--- What to produce ---
Rewrite the data below with every occurrence of "DESPACHAR MÁQUINA" replaced by "ENVIAR UNIDAD", leaving everything else unchanged and leaving out the pictures.

-- Start --

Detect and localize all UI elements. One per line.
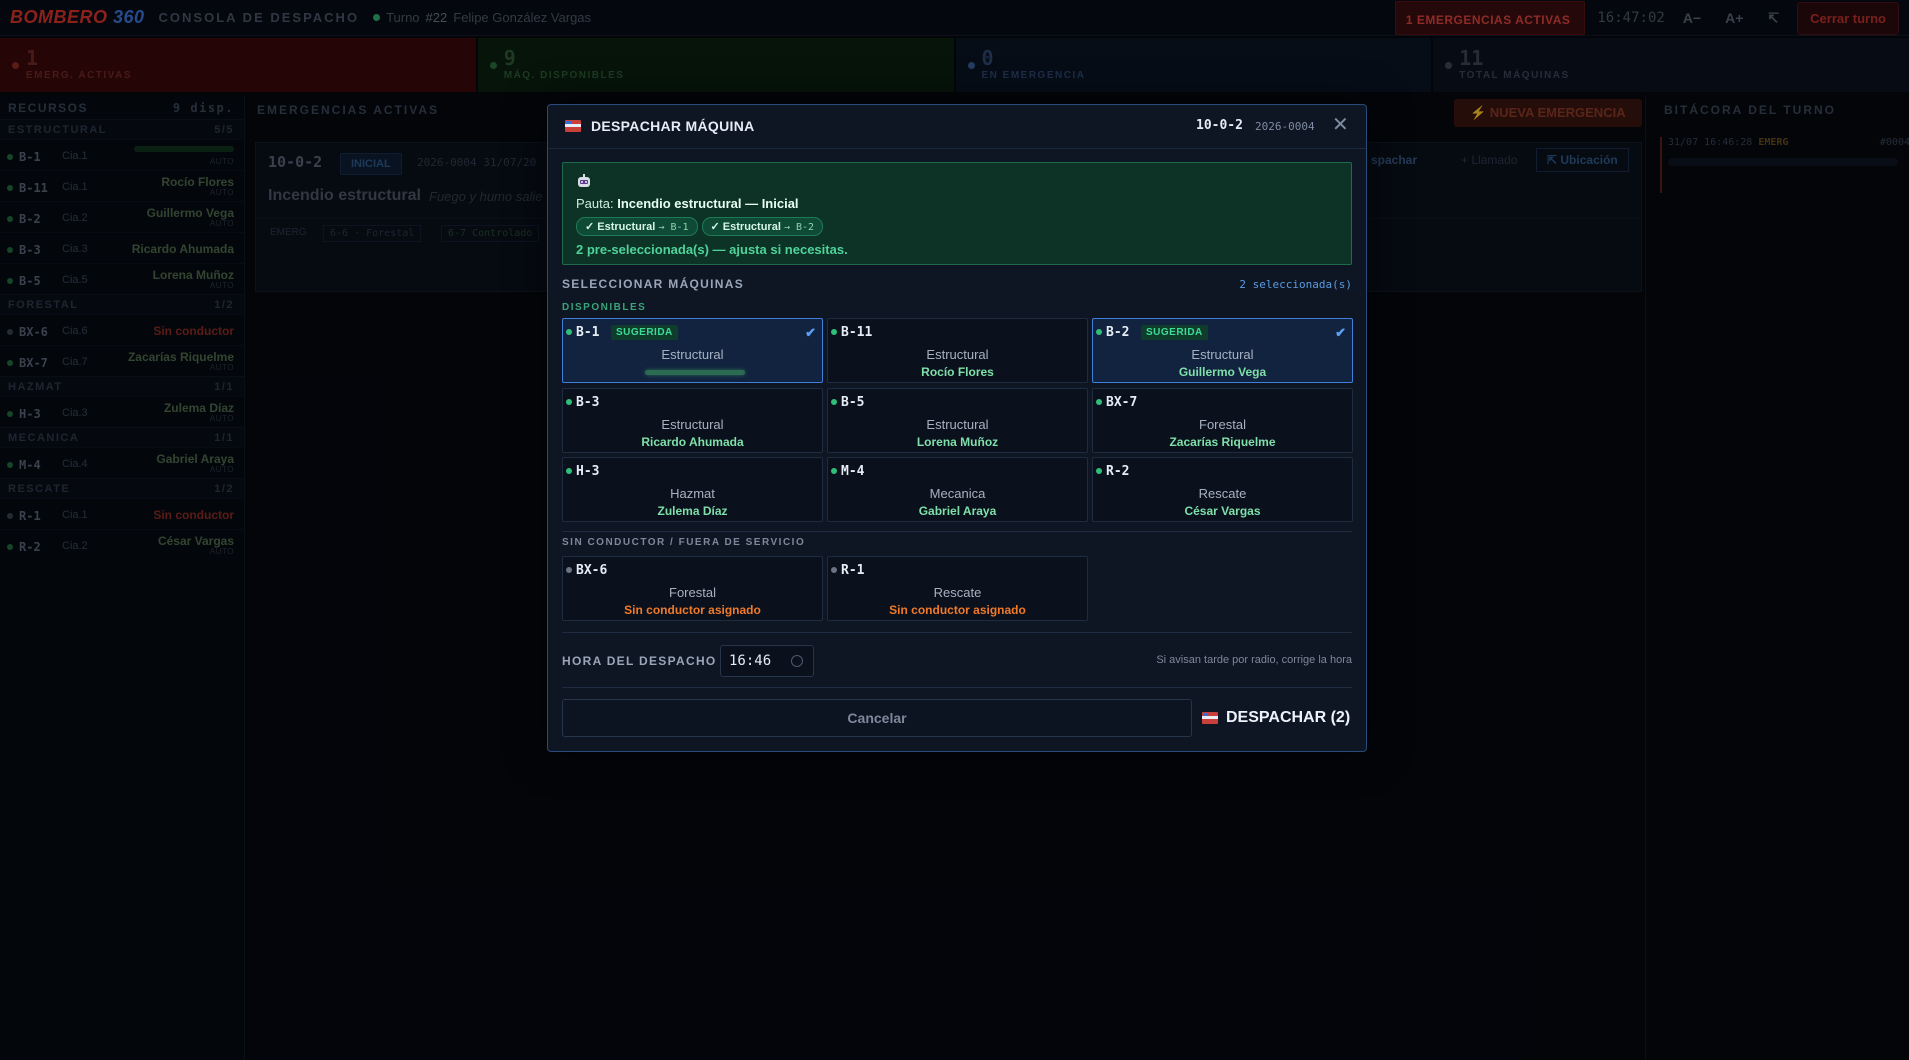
machine-card[interactable]: R-2 Rescate César Vargas [1092, 457, 1353, 522]
dispatch-modal: DESPACHAR MÁQUINA 10-0-2 2026-0004 ✕ Pau… [547, 104, 1367, 752]
fire-truck-icon [1202, 712, 1218, 724]
cancel-button[interactable]: Cancelar [562, 699, 1192, 737]
dispatch-submit-button[interactable]: DESPACHAR (2) [1202, 699, 1354, 737]
modal-emergency-code: 10-0-2 [1196, 118, 1243, 133]
check-icon: ✔ [805, 325, 816, 340]
machine-card[interactable]: H-3 Hazmat Zulema Díaz [562, 457, 823, 522]
machine-card-unavailable: R-1 Rescate Sin conductor asignado [827, 556, 1088, 621]
protocol-line: Pauta: Incendio estructural — Inicial [576, 196, 799, 211]
suggested-badge: SUGERIDA [1141, 325, 1208, 340]
modal-title: DESPACHAR MÁQUINA [591, 118, 755, 134]
divider [562, 531, 1352, 532]
machine-card[interactable]: B-2 SUGERIDA ✔ Estructural Guillermo Vega [1092, 318, 1353, 383]
clock-icon[interactable] [791, 655, 803, 667]
dispatch-time-input[interactable]: 16:46 [720, 645, 814, 677]
selected-count: 2 seleccionada(s) [1239, 278, 1352, 291]
robot-icon [578, 174, 590, 187]
check-icon: ✔ [1335, 325, 1346, 340]
modal-folio: 2026-0004 [1255, 120, 1315, 133]
protocol-chip: ✓ Estructural → B-2 [701, 217, 824, 236]
machine-card[interactable]: B-3 Estructural Ricardo Ahumada [562, 388, 823, 453]
divider [562, 632, 1352, 633]
divider [562, 687, 1352, 688]
preselection-note: 2 pre-seleccionada(s) — ajusta si necesi… [576, 242, 848, 257]
close-icon[interactable]: ✕ [1332, 115, 1349, 135]
protocol-chips: ✓ Estructural → B-1 ✓ Estructural → B-2 [576, 217, 824, 236]
machine-card[interactable]: B-11 Estructural Rocío Flores [827, 318, 1088, 383]
select-machines-heading: SELECCIONAR MÁQUINAS [562, 277, 745, 291]
machine-card[interactable]: B-5 Estructural Lorena Muñoz [827, 388, 1088, 453]
unavailable-heading: SIN CONDUCTOR / FUERA DE SERVICIO [562, 537, 806, 548]
dispatch-time-label: HORA DEL DESPACHO [562, 654, 717, 668]
machine-card[interactable]: B-1 SUGERIDA ✔ Estructural [562, 318, 823, 383]
redacted-driver [645, 370, 745, 375]
suggested-badge: SUGERIDA [611, 325, 678, 340]
machine-card[interactable]: BX-7 Forestal Zacarías Riquelme [1092, 388, 1353, 453]
dispatch-time-hint: Si avisan tarde por radio, corrige la ho… [1156, 654, 1352, 666]
fire-truck-icon [565, 120, 581, 132]
available-heading: DISPONIBLES [562, 302, 647, 313]
protocol-chip: ✓ Estructural → B-1 [576, 217, 698, 236]
machine-card[interactable]: M-4 Mecanica Gabriel Araya [827, 457, 1088, 522]
modal-header: DESPACHAR MÁQUINA 10-0-2 2026-0004 ✕ [548, 105, 1366, 149]
protocol-box: Pauta: Incendio estructural — Inicial ✓ … [562, 162, 1352, 265]
machine-card-unavailable: BX-6 Forestal Sin conductor asignado [562, 556, 823, 621]
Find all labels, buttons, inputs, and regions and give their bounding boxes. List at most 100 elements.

-- End --

--- Response to the exercise ---
Detect and localize all UI elements. One per line.
machine-card[interactable]: R-2 Rescate César Vargas [1092, 457, 1353, 522]
dispatch-modal: ENVIAR UNIDAD 10-0-2 2026-0004 ✕ Pau… [547, 104, 1367, 752]
fire-truck-icon [1202, 712, 1218, 724]
cancel-button[interactable]: Cancelar [562, 699, 1192, 737]
dispatch-submit-button[interactable]: DESPACHAR (2) [1202, 699, 1354, 737]
modal-emergency-code: 10-0-2 [1196, 118, 1243, 133]
check-icon: ✔ [805, 325, 816, 340]
machine-card[interactable]: H-3 Hazmat Zulema Díaz [562, 457, 823, 522]
machine-card-unavailable: R-1 Rescate Sin conductor asignado [827, 556, 1088, 621]
protocol-line: Pauta: Incendio estructural — Inicial [576, 196, 799, 211]
suggested-badge: SUGERIDA [1141, 325, 1208, 340]
modal-title: ENVIAR UNIDAD [591, 118, 755, 134]
divider [562, 531, 1352, 532]
machine-card[interactable]: B-2 SUGERIDA ✔ Estructural Guillermo Vega [1092, 318, 1353, 383]
clock-icon[interactable] [791, 655, 803, 667]
dispatch-time-input[interactable]: 16:46 [720, 645, 814, 677]
selected-count: 2 seleccionada(s) [1239, 278, 1352, 291]
robot-icon [578, 174, 590, 187]
check-icon: ✔ [1335, 325, 1346, 340]
modal-folio: 2026-0004 [1255, 120, 1315, 133]
protocol-chip: ✓ Estructural → B-2 [701, 217, 824, 236]
machine-card[interactable]: B-3 Estructural Ricardo Ahumada [562, 388, 823, 453]
divider [562, 632, 1352, 633]
divider [562, 687, 1352, 688]
preselection-note: 2 pre-seleccionada(s) — ajusta si necesi… [576, 242, 848, 257]
close-icon[interactable]: ✕ [1332, 115, 1349, 135]
protocol-chips: ✓ Estructural → B-1 ✓ Estructural → B-2 [576, 217, 824, 236]
machine-card[interactable]: B-11 Estructural Rocío Flores [827, 318, 1088, 383]
select-machines-heading: SELECCIONAR MÁQUINAS [562, 277, 745, 291]
machine-card[interactable]: B-5 Estructural Lorena Muñoz [827, 388, 1088, 453]
unavailable-heading: SIN CONDUCTOR / FUERA DE SERVICIO [562, 537, 806, 548]
dispatch-time-label: HORA DEL DESPACHO [562, 654, 717, 668]
machine-card[interactable]: B-1 SUGERIDA ✔ Estructural [562, 318, 823, 383]
redacted-driver [645, 370, 745, 375]
suggested-badge: SUGERIDA [611, 325, 678, 340]
machine-card[interactable]: BX-7 Forestal Zacarías Riquelme [1092, 388, 1353, 453]
dispatch-time-hint: Si avisan tarde por radio, corrige la ho… [1156, 654, 1352, 666]
fire-truck-icon [565, 120, 581, 132]
available-heading: DISPONIBLES [562, 302, 647, 313]
protocol-chip: ✓ Estructural → B-1 [576, 217, 698, 236]
machine-card[interactable]: M-4 Mecanica Gabriel Araya [827, 457, 1088, 522]
modal-header: ENVIAR UNIDAD 10-0-2 2026-0004 ✕ [548, 105, 1366, 149]
protocol-box: Pauta: Incendio estructural — Inicial ✓ … [562, 162, 1352, 265]
machine-card-unavailable: BX-6 Forestal Sin conductor asignado [562, 556, 823, 621]
Find all labels, buttons, inputs, and regions and give their bounding boxes. List at most 100 elements.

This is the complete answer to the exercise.